> **The request**: For the listing below, give the number of lines in which "Optical" occurs. Add nothing.

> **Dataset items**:
#####

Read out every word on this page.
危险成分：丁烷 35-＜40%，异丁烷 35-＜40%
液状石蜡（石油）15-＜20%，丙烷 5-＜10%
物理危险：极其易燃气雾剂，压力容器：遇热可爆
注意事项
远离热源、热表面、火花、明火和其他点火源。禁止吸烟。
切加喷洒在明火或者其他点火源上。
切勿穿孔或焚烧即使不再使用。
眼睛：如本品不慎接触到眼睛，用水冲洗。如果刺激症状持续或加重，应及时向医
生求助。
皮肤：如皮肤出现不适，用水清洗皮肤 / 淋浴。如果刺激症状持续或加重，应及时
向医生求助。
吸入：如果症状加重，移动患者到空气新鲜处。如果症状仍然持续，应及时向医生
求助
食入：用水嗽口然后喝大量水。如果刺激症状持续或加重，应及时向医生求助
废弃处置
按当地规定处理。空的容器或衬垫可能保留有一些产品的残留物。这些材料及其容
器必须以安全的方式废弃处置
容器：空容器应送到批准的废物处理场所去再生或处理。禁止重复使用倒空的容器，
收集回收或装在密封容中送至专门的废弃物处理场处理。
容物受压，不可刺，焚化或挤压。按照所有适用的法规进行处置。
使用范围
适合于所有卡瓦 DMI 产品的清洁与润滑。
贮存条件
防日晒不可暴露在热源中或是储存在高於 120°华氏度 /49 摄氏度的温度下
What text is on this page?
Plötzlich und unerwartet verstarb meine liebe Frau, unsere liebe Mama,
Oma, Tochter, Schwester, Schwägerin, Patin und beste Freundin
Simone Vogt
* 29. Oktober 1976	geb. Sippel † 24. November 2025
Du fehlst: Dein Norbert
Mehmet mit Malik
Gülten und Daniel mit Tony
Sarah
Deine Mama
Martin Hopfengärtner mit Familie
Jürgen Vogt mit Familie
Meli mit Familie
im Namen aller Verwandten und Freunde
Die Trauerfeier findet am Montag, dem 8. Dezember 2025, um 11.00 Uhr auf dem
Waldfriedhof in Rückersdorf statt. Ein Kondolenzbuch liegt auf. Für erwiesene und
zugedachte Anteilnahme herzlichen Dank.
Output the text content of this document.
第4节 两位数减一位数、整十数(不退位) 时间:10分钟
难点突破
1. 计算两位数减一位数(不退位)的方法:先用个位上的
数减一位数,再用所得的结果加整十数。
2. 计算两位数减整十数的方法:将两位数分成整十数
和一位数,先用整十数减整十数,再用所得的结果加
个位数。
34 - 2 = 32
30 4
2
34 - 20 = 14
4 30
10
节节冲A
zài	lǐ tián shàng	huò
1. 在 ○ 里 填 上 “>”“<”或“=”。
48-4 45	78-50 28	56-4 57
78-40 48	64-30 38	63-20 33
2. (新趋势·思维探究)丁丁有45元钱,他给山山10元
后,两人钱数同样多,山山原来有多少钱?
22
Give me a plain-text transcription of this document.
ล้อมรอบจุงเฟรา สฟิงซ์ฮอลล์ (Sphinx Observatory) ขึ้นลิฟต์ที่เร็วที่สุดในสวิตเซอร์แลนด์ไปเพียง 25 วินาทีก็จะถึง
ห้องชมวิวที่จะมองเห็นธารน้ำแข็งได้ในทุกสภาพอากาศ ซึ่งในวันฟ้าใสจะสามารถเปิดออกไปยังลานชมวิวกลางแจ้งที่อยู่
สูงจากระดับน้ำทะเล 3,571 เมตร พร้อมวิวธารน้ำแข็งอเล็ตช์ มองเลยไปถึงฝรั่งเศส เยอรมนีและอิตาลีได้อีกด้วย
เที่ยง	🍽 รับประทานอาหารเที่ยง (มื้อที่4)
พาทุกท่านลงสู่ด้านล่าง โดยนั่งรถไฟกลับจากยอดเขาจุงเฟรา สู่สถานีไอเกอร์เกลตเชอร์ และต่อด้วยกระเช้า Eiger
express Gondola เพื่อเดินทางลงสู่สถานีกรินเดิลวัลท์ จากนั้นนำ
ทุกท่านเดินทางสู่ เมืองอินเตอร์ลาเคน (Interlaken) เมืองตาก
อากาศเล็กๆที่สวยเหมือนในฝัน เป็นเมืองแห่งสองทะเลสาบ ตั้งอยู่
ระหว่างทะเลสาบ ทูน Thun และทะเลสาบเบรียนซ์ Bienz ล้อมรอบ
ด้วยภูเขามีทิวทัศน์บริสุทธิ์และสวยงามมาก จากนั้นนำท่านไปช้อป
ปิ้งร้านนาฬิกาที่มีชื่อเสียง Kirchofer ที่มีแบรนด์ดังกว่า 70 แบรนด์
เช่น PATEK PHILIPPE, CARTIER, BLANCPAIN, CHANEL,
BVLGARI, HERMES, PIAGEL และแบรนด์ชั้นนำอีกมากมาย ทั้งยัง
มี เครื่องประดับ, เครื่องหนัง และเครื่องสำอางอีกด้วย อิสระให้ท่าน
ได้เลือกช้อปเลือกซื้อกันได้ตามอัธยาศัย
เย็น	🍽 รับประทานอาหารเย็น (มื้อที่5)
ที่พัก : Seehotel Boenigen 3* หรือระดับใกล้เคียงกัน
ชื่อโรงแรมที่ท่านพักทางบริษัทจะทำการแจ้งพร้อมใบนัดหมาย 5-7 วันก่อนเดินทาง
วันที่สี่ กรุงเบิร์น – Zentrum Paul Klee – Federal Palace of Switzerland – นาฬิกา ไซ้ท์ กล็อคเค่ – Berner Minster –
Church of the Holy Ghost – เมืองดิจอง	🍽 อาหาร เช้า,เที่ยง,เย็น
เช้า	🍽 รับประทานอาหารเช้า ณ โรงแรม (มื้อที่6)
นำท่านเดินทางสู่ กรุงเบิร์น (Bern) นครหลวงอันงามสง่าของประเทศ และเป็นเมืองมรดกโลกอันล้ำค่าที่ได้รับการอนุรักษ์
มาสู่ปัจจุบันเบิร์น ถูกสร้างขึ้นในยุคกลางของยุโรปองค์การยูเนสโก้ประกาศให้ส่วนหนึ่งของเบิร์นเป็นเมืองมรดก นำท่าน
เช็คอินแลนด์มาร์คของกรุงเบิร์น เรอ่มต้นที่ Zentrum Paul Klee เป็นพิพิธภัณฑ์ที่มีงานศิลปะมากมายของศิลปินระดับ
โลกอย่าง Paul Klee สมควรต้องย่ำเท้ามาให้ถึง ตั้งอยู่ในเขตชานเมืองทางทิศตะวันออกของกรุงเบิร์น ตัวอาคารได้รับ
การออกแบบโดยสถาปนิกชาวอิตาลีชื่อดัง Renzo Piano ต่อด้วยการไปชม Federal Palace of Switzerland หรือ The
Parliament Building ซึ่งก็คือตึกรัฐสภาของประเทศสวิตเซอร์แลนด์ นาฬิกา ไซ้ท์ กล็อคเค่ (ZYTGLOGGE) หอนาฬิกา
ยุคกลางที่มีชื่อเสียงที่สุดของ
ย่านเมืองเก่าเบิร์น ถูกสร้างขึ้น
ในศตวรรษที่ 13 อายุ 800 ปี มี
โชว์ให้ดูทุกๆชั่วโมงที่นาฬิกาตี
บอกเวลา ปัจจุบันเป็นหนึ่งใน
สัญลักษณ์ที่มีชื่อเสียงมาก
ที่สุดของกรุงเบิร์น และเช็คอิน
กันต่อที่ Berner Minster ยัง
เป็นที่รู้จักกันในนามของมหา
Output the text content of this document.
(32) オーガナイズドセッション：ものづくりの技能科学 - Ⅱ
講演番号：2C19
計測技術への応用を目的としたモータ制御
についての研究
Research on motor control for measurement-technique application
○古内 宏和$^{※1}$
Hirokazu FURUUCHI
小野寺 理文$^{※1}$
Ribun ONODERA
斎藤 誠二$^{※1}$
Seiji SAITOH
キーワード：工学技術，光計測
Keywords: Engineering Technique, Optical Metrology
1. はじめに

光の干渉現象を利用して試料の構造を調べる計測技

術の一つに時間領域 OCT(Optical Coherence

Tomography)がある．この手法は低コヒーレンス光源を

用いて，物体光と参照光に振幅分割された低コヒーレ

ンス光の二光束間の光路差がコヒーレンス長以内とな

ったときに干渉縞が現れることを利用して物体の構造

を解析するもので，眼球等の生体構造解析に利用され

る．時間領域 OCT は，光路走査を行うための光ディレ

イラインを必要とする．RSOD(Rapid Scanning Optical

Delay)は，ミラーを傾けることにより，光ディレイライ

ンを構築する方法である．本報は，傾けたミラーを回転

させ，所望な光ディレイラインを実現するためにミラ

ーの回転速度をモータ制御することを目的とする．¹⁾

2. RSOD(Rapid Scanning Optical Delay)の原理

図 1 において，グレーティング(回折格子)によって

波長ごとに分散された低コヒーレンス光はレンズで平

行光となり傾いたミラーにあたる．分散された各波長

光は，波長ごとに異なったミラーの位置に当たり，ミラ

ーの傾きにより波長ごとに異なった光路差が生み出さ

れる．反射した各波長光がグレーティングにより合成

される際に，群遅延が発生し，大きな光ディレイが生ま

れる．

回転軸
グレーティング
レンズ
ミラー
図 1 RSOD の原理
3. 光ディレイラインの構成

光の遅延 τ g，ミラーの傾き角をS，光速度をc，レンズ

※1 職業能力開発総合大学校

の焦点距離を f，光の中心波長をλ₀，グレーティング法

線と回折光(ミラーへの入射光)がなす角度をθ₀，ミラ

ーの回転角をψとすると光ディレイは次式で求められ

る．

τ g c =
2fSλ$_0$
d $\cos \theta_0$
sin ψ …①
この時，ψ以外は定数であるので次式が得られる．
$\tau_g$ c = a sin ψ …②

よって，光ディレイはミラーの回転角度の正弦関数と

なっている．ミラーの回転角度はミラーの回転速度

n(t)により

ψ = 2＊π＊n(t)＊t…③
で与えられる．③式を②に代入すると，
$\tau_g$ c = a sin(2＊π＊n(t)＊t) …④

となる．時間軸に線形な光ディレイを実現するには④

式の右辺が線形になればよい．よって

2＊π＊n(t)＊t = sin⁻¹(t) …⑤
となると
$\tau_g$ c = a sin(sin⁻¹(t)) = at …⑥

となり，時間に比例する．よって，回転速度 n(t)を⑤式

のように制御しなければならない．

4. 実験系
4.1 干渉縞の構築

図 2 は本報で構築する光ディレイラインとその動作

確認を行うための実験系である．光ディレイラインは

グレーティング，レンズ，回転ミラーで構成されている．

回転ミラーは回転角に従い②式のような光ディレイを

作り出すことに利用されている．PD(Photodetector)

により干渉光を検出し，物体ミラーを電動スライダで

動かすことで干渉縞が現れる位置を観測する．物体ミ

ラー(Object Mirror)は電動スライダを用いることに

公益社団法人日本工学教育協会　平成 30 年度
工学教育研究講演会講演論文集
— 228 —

#####

> **Response**: 4